### Set task
Scan the records below for the word "color" and give only the number of lines that hold it.
-- begin Record set --
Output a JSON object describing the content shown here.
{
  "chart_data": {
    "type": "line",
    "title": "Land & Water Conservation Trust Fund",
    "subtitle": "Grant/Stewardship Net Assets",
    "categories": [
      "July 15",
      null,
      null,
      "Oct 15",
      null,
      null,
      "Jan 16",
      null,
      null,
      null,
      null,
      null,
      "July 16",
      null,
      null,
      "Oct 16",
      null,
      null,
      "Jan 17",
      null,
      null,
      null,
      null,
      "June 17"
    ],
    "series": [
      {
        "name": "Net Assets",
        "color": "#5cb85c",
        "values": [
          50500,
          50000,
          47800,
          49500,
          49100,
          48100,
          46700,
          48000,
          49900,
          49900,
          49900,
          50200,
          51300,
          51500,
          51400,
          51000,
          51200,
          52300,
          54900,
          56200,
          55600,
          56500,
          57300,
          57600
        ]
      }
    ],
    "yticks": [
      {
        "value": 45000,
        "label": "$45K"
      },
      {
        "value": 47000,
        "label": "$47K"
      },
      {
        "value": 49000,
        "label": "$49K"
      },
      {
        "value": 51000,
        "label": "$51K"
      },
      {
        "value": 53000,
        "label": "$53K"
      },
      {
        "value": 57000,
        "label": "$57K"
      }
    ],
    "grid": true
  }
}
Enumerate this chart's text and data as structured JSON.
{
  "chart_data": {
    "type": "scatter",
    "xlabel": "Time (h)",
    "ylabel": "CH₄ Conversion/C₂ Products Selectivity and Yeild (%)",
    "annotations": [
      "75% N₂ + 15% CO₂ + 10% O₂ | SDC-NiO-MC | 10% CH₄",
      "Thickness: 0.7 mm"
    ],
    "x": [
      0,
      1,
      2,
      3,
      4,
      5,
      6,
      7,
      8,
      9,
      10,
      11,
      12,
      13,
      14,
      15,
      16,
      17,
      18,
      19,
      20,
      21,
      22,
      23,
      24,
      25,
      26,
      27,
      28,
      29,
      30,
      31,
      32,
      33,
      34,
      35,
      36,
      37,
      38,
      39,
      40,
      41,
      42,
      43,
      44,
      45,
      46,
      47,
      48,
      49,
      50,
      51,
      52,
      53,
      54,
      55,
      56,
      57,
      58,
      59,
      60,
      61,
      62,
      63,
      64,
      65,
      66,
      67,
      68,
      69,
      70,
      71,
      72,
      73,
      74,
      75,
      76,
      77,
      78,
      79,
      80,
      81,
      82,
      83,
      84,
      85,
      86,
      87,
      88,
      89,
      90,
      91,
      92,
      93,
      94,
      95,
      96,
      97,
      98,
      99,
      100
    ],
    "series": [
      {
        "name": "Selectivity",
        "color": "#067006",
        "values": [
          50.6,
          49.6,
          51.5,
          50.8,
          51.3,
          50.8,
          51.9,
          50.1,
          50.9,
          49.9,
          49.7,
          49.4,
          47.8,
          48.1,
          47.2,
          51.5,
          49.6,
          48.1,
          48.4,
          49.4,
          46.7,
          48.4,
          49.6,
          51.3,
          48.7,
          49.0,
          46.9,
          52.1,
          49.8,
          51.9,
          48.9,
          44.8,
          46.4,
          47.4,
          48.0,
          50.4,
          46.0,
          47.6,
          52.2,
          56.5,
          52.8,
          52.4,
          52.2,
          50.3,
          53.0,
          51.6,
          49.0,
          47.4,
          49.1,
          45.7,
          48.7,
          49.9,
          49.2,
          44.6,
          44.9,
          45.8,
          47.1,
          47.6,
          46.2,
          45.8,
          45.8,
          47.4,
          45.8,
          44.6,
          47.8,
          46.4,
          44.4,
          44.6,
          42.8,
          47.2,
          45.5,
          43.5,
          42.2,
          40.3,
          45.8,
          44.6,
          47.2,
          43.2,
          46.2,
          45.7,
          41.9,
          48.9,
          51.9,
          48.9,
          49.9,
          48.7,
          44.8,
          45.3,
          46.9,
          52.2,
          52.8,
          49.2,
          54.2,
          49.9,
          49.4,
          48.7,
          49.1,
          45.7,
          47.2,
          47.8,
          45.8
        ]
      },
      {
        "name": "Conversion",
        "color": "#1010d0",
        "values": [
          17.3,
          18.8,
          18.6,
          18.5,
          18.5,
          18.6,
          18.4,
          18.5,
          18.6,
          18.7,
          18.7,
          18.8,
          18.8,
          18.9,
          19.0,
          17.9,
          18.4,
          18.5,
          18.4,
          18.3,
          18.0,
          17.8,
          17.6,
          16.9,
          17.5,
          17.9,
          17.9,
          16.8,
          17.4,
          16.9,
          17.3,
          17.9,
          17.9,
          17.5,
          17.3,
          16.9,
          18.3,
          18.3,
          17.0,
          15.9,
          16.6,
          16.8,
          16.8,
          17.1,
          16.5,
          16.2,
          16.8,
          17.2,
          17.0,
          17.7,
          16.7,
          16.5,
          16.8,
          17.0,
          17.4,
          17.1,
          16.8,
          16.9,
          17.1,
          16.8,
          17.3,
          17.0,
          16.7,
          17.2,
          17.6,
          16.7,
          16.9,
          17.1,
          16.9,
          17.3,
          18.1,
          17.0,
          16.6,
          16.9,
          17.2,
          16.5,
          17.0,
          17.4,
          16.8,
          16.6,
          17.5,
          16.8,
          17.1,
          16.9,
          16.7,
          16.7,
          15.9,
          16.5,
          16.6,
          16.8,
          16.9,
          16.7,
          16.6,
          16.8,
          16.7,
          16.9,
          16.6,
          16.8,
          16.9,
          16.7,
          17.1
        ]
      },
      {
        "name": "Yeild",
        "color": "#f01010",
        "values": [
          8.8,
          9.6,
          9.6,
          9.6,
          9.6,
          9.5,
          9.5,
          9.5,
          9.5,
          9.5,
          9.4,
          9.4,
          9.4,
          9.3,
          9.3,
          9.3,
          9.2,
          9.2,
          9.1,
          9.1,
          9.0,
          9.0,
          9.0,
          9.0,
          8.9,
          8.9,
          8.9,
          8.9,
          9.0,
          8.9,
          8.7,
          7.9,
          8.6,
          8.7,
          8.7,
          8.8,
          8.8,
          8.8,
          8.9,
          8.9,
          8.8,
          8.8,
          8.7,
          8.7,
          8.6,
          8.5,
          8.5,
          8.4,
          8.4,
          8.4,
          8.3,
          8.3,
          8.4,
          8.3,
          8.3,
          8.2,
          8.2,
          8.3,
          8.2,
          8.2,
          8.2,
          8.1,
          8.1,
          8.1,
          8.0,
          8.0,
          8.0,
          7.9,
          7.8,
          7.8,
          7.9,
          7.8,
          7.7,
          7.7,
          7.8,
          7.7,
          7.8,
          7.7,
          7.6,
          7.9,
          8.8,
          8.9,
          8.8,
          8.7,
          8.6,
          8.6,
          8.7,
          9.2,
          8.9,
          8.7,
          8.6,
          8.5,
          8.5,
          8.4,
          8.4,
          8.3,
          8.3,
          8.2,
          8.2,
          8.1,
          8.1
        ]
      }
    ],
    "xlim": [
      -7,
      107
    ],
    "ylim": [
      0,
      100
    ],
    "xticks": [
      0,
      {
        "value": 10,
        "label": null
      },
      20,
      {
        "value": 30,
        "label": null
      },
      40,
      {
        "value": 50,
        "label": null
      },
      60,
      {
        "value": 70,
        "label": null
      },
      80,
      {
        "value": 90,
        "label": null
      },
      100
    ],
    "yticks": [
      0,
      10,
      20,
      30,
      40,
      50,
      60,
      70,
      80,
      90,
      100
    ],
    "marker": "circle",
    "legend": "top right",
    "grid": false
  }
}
-- end Record set --
### Result for this exercise
4